(Data records)
============

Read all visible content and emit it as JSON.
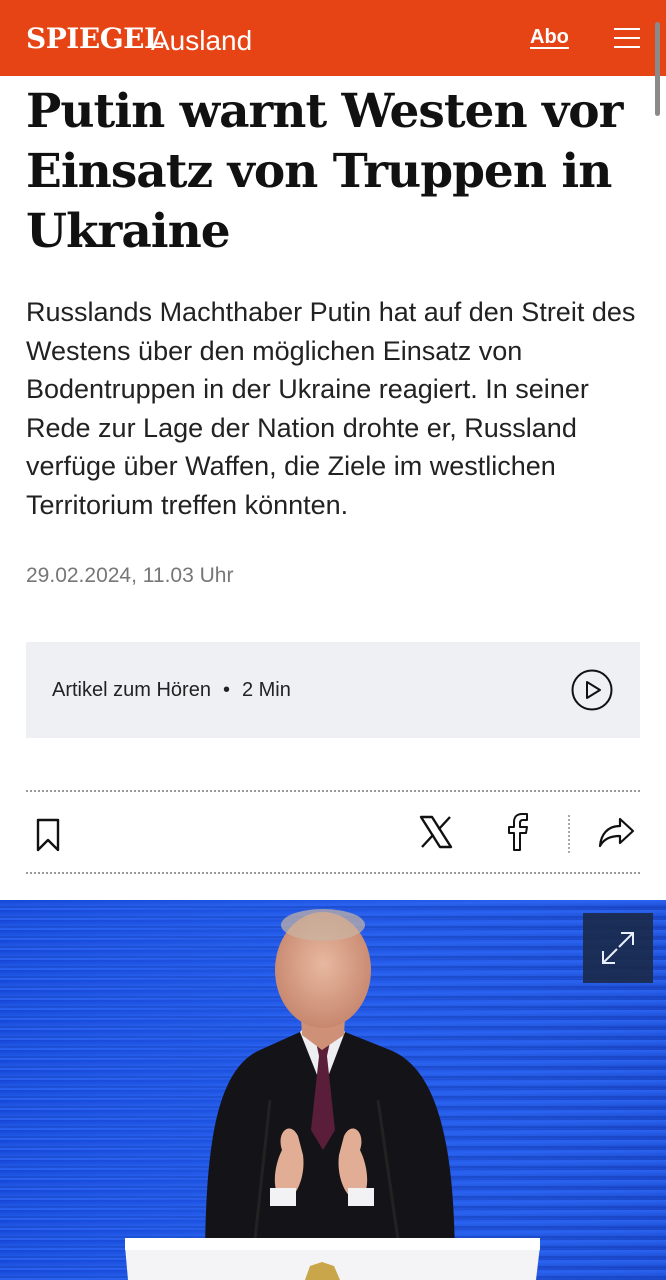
{
  "header": {
    "brand": "SPIEGEL",
    "section": "Ausland",
    "abo_label": "Abo",
    "menu_icon": "hamburger-menu-icon",
    "background": "#e64415"
  },
  "article": {
    "headline": "Putin warnt Westen vor Einsatz von Truppen in Ukraine",
    "teaser": "Russlands Machthaber Putin hat auf den Streit des Westens über den möglichen Einsatz von Bodentruppen in der Ukraine reagiert. In seiner Rede zur Lage der Nation drohte er, Russland verfüge über Waffen, die Ziele im westlichen Territorium treffen könnten.",
    "date": "29.02.2024, 11.03 Uhr"
  },
  "audio": {
    "label": "Artikel zum Hören",
    "separator": "•",
    "duration": "2 Min",
    "icon": "play-circle-icon"
  },
  "actions": {
    "icons": [
      "bookmark-icon",
      "x-logo-icon",
      "facebook-icon",
      "share-icon"
    ]
  },
  "image": {
    "expand_icon": "expand-icon"
  }
}
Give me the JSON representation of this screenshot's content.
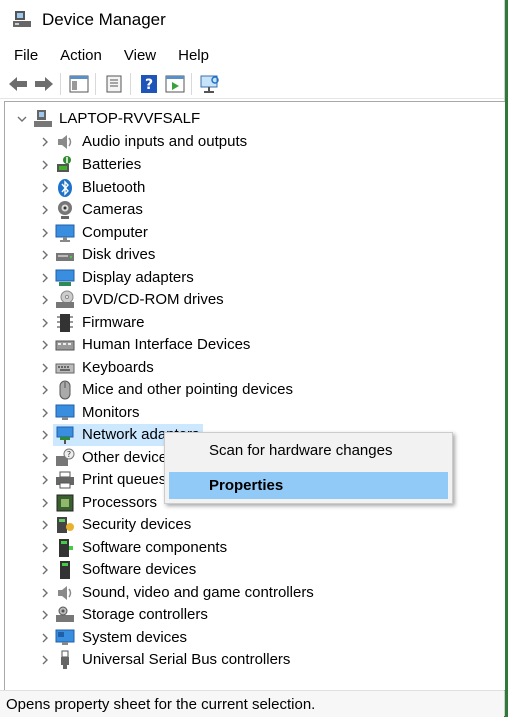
{
  "window": {
    "title": "Device Manager"
  },
  "menu": [
    "File",
    "Action",
    "View",
    "Help"
  ],
  "toolbar": {
    "buttons": [
      "back-arrow-icon",
      "forward-arrow-icon",
      "show-hide-console-tree-icon",
      "properties-sheet-icon",
      "help-icon",
      "run-action-icon",
      "scan-hardware-icon"
    ]
  },
  "tree": {
    "root": "LAPTOP-RVVFSALF",
    "categories": [
      "Audio inputs and outputs",
      "Batteries",
      "Bluetooth",
      "Cameras",
      "Computer",
      "Disk drives",
      "Display adapters",
      "DVD/CD-ROM drives",
      "Firmware",
      "Human Interface Devices",
      "Keyboards",
      "Mice and other pointing devices",
      "Monitors",
      "Network adapters",
      "Other devices",
      "Print queues",
      "Processors",
      "Security devices",
      "Software components",
      "Software devices",
      "Sound, video and game controllers",
      "Storage controllers",
      "System devices",
      "Universal Serial Bus controllers"
    ],
    "selected": "Network adapters"
  },
  "context_menu": {
    "items": [
      "Scan for hardware changes",
      "Properties"
    ],
    "highlighted": "Properties"
  },
  "status": "Opens property sheet for the current selection.",
  "colors": {
    "selection": "#cce8ff",
    "menu_highlight": "#91c9f7",
    "accent": "#1e73c8"
  }
}
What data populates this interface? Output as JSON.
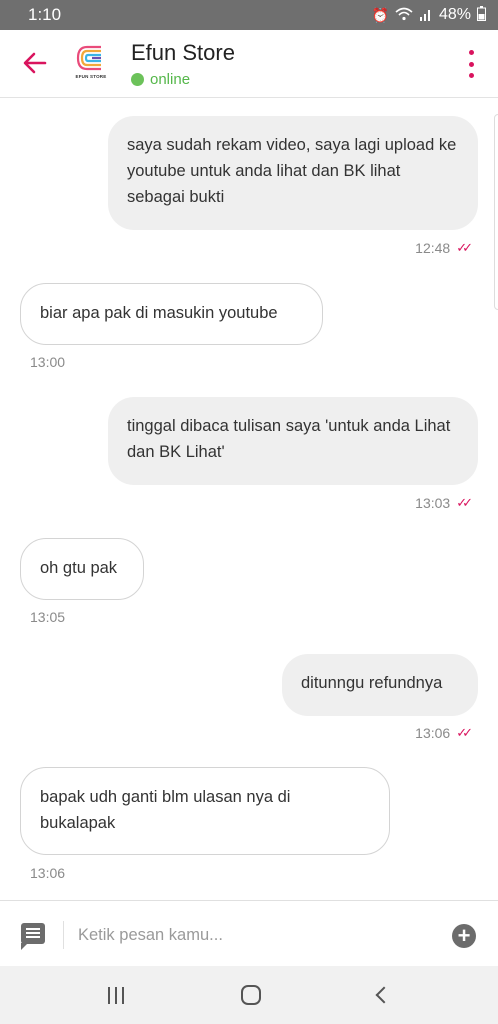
{
  "status_bar": {
    "time": "1:10",
    "battery": "48%",
    "icons": [
      "alarm-icon",
      "wifi-icon",
      "signal-icon",
      "battery-icon"
    ]
  },
  "header": {
    "title": "Efun Store",
    "status": "online",
    "logo_caption": "EFUN STORE",
    "accent_color": "#d9145e",
    "online_color": "#6cc25a"
  },
  "messages": [
    {
      "direction": "out",
      "text": "saya sudah rekam video, saya lagi upload ke youtube untuk anda lihat dan BK lihat sebagai bukti",
      "time": "12:48"
    },
    {
      "direction": "in",
      "text": "biar apa pak di masukin youtube",
      "time": "13:00"
    },
    {
      "direction": "out",
      "text": "tinggal dibaca tulisan saya 'untuk anda Lihat dan BK Lihat'",
      "time": "13:03"
    },
    {
      "direction": "in",
      "text": "oh gtu pak",
      "time": "13:05"
    },
    {
      "direction": "out",
      "text": "ditunngu refundnya",
      "time": "13:06"
    },
    {
      "direction": "in",
      "text": "bapak udh ganti blm ulasan nya di bukalapak",
      "time": "13:06"
    }
  ],
  "input": {
    "placeholder": "Ketik pesan kamu...",
    "value": ""
  }
}
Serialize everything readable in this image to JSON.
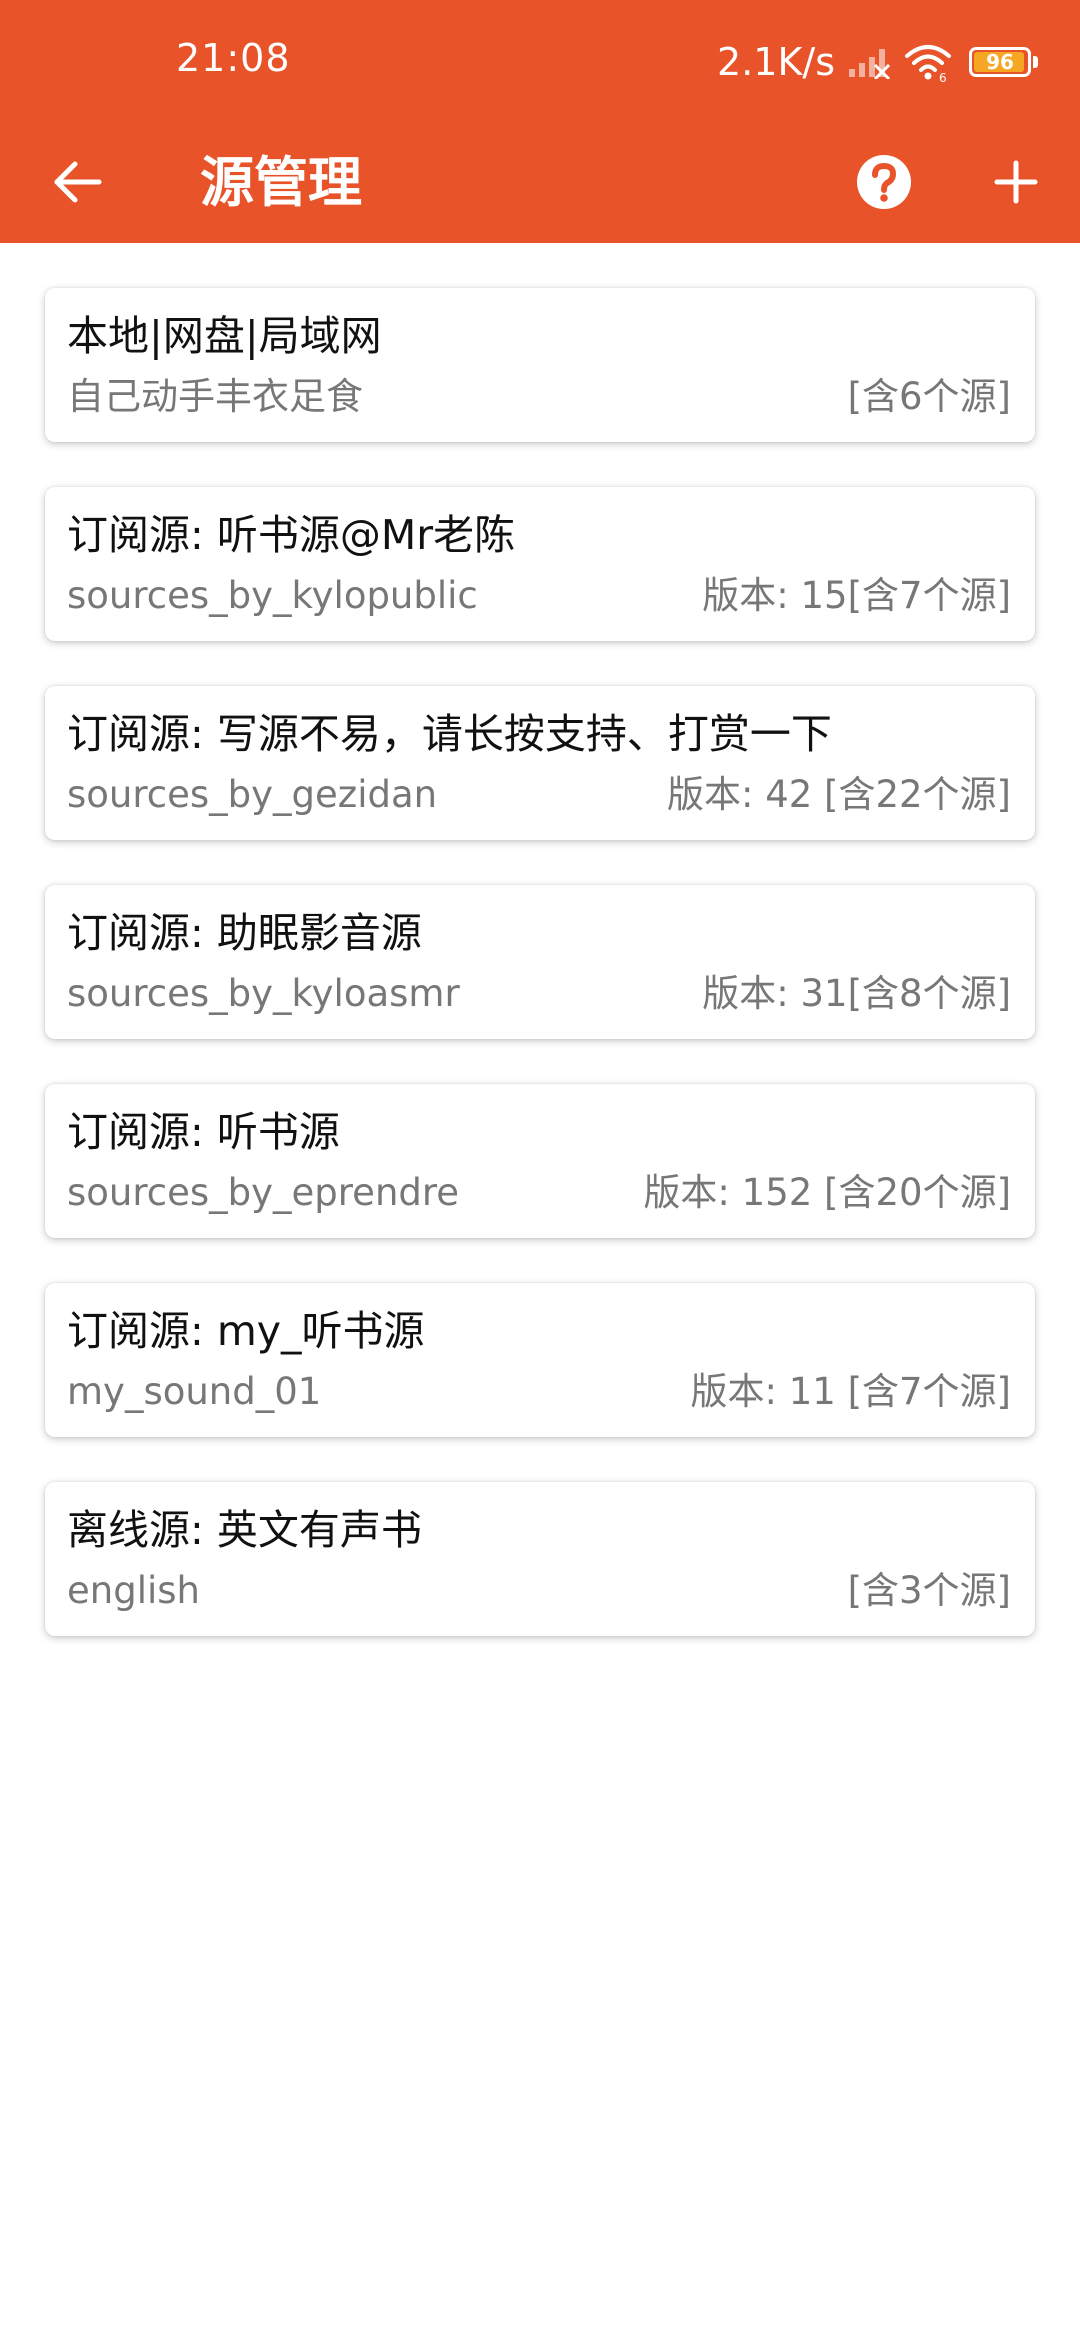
{
  "status_bar": {
    "time": "21:08",
    "net_speed": "2.1K/s",
    "battery_level": "96",
    "battery_fraction": 0.96
  },
  "toolbar": {
    "title": "源管理",
    "back_icon": "arrow-left-icon",
    "help_icon": "help-circle-icon",
    "add_icon": "plus-icon"
  },
  "colors": {
    "header": "#E8532A",
    "battery": "#F5A623",
    "title_text": "#111111",
    "secondary_text": "#777777"
  },
  "sources": [
    {
      "title": "本地|网盘|局域网",
      "subtitle": "自己动手丰衣足食",
      "info": "[含6个源]"
    },
    {
      "title": "订阅源: 听书源@Mr老陈",
      "subtitle": "sources_by_kylopublic",
      "info": "版本: 15[含7个源]"
    },
    {
      "title": "订阅源: 写源不易，请长按支持、打赏一下",
      "subtitle": "sources_by_gezidan",
      "info": "版本: 42  [含22个源]"
    },
    {
      "title": "订阅源: 助眠影音源",
      "subtitle": "sources_by_kyloasmr",
      "info": "版本: 31[含8个源]"
    },
    {
      "title": "订阅源: 听书源",
      "subtitle": "sources_by_eprendre",
      "info": "版本: 152  [含20个源]"
    },
    {
      "title": "订阅源: my_听书源",
      "subtitle": "my_sound_01",
      "info": "版本: 11 [含7个源]"
    },
    {
      "title": "离线源: 英文有声书",
      "subtitle": "english",
      "info": "[含3个源]"
    }
  ]
}
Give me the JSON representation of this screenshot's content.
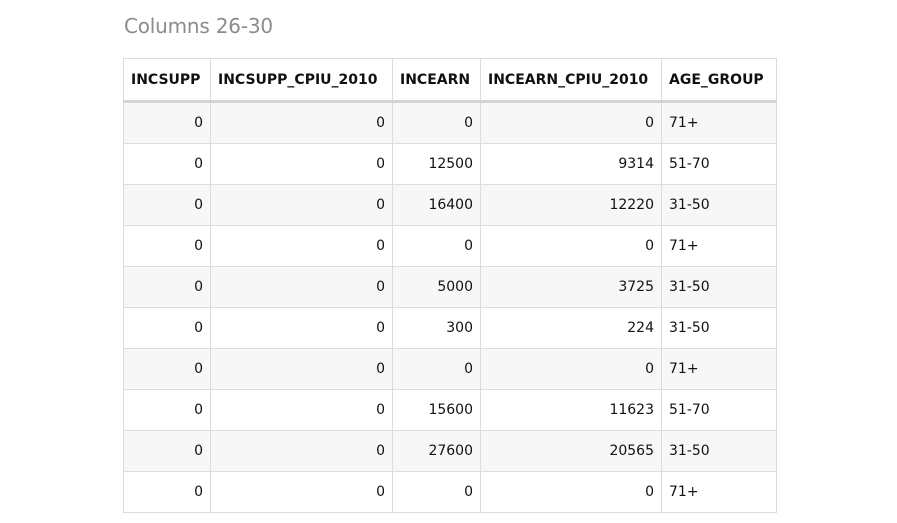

============

● **SET PROBLEM**
Gather every line from the entries above where the word "arrow" appears, and copy them.

● **TASK RESPONSE**
      "back-arrow-icon",
      "forward-arrow-icon",
    "back_icon": "arrow-left-icon",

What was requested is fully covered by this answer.